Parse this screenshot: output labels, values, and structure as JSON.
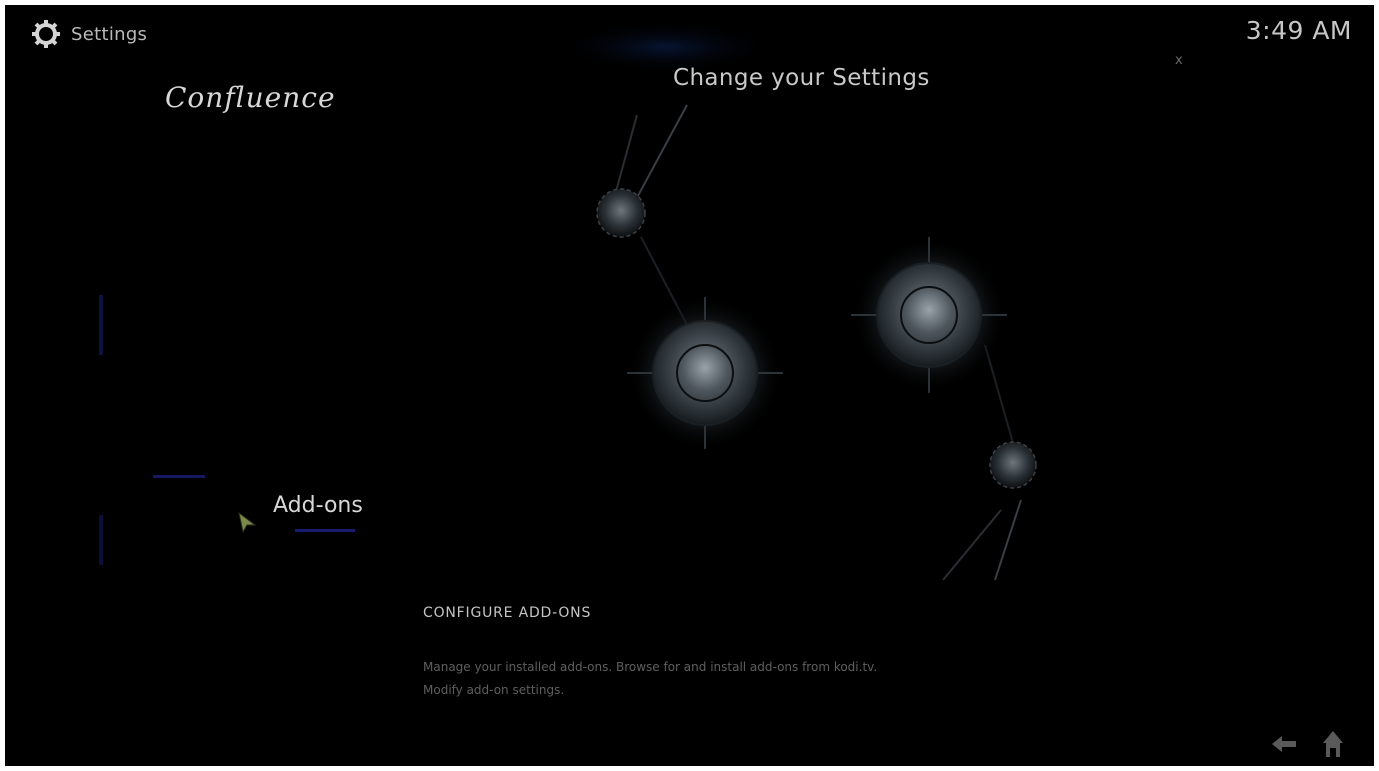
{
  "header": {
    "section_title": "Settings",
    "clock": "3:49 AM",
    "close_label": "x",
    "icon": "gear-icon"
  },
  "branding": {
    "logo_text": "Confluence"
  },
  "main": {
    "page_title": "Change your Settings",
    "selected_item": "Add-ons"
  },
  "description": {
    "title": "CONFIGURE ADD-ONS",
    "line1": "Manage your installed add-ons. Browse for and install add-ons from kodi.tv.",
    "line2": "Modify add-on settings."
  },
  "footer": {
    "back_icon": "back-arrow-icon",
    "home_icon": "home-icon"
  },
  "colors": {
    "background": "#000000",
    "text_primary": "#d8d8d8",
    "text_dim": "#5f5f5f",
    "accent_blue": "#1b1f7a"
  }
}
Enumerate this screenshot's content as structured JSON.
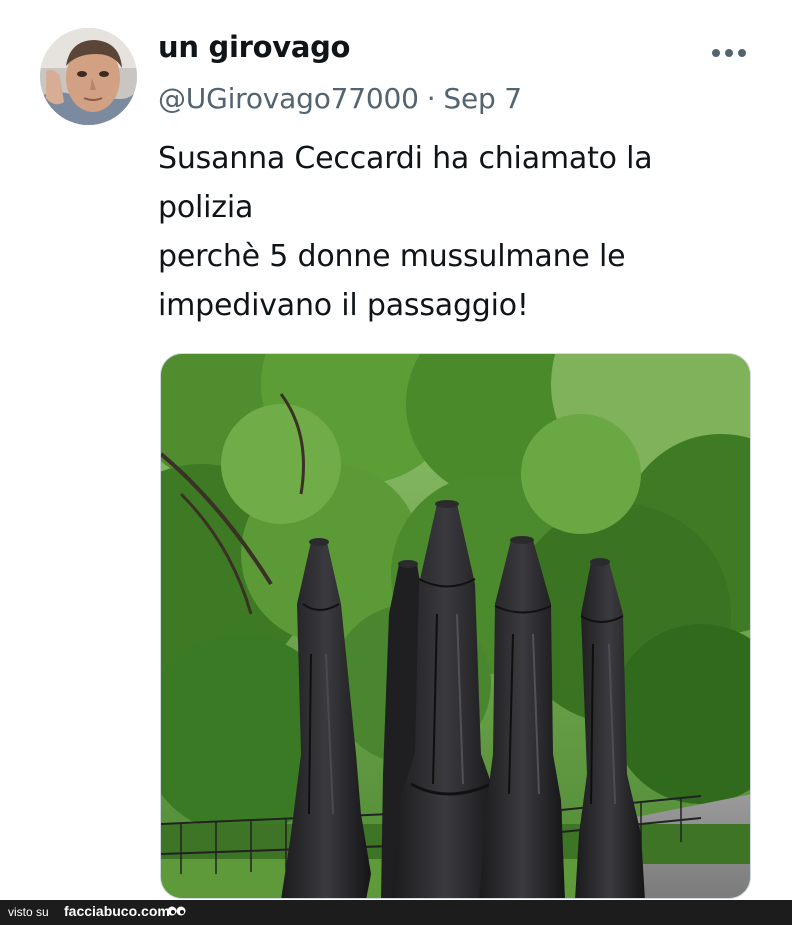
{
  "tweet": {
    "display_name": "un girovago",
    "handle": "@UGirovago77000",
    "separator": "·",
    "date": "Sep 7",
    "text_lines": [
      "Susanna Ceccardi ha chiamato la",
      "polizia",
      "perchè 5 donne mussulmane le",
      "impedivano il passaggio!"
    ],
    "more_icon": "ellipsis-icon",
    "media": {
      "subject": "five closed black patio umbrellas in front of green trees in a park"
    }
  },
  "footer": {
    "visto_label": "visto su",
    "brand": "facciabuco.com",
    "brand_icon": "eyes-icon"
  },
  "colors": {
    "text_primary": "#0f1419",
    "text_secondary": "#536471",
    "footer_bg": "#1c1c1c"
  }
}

* * *

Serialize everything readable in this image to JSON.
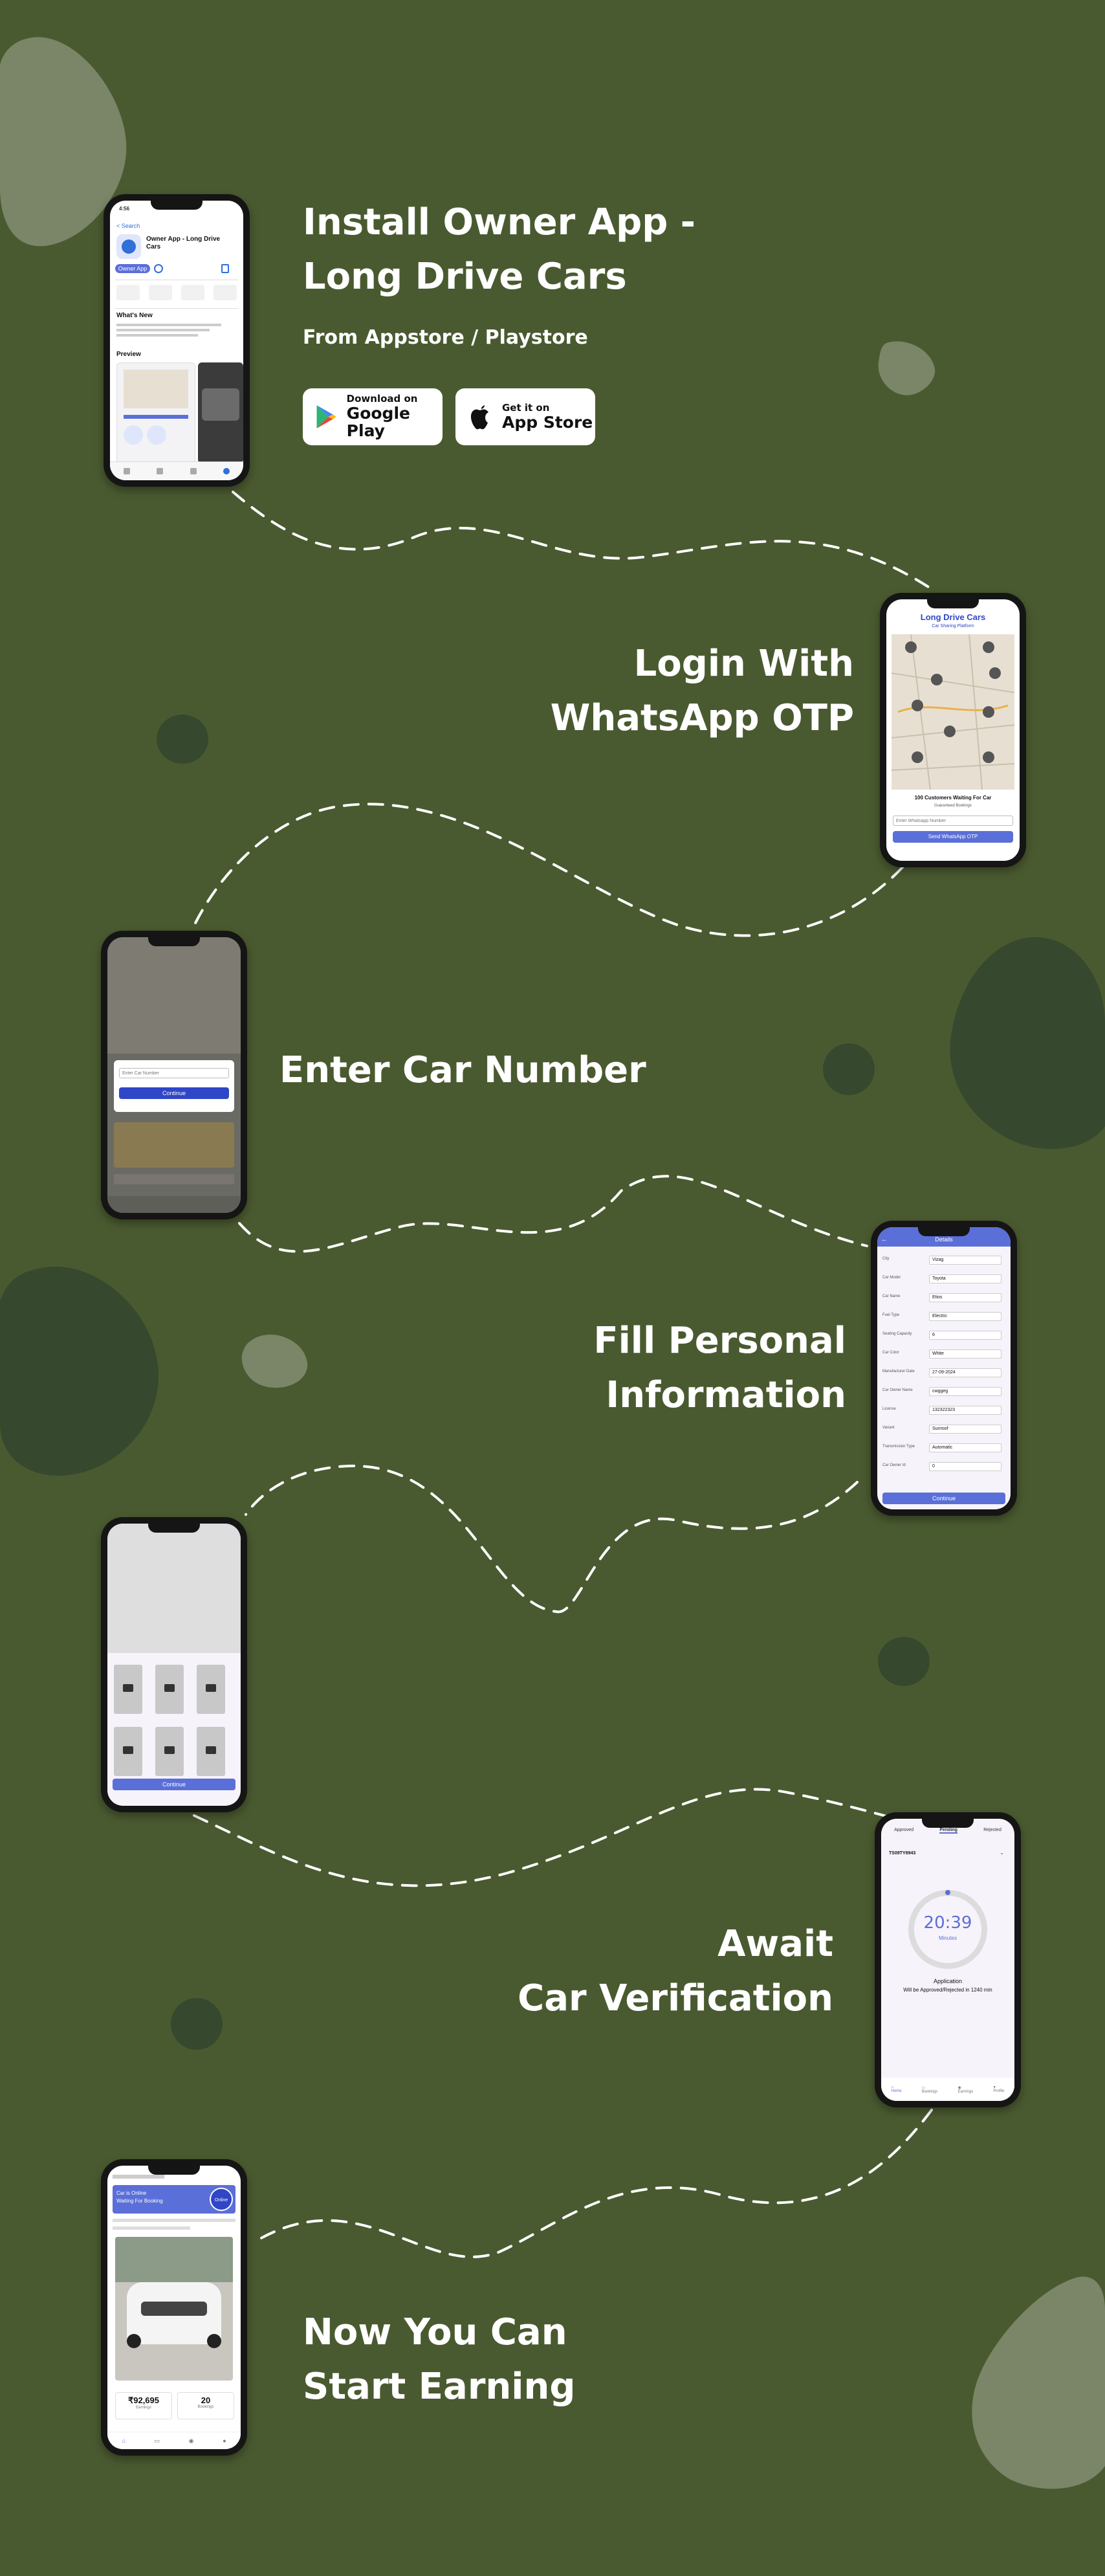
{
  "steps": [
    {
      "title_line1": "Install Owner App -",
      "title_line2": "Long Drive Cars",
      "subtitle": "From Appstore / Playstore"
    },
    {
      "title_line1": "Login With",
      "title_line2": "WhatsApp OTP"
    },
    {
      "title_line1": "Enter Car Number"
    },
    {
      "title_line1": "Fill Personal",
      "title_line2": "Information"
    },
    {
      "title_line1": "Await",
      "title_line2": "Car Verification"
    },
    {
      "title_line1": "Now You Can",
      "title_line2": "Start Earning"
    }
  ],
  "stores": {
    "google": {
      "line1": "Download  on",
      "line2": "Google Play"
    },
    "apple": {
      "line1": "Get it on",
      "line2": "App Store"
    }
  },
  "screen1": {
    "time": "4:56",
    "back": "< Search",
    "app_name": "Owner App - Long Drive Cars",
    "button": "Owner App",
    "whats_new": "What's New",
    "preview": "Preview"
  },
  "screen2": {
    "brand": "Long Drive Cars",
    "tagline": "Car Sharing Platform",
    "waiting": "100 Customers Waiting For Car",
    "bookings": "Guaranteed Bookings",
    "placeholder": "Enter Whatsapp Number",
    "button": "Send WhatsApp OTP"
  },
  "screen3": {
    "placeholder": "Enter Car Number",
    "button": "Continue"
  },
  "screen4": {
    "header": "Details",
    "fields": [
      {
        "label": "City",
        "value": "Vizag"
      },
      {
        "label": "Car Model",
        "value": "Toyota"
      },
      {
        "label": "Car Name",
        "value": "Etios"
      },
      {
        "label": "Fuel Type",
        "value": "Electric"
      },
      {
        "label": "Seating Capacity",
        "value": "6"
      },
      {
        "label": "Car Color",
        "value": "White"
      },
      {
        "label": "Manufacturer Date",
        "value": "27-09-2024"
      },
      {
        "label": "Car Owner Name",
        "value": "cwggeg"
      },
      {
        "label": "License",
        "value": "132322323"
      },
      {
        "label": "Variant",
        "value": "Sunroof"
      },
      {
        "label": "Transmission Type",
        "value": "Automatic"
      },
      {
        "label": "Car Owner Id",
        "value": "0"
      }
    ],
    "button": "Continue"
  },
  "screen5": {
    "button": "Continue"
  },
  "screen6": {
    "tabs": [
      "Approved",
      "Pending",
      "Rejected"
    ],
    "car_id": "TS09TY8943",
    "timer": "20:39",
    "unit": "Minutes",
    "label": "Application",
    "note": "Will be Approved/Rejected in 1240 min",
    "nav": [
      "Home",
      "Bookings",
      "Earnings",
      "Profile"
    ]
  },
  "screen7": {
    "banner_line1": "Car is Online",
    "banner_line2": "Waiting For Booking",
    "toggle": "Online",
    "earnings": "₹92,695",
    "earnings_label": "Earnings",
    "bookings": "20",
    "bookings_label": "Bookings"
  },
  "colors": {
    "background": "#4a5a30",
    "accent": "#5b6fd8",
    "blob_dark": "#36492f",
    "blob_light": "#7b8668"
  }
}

• WHAT TO DO:
Report only a number: how many lines in the material above contain the string "JSON".

• OUTPUT OF THE TASK:
3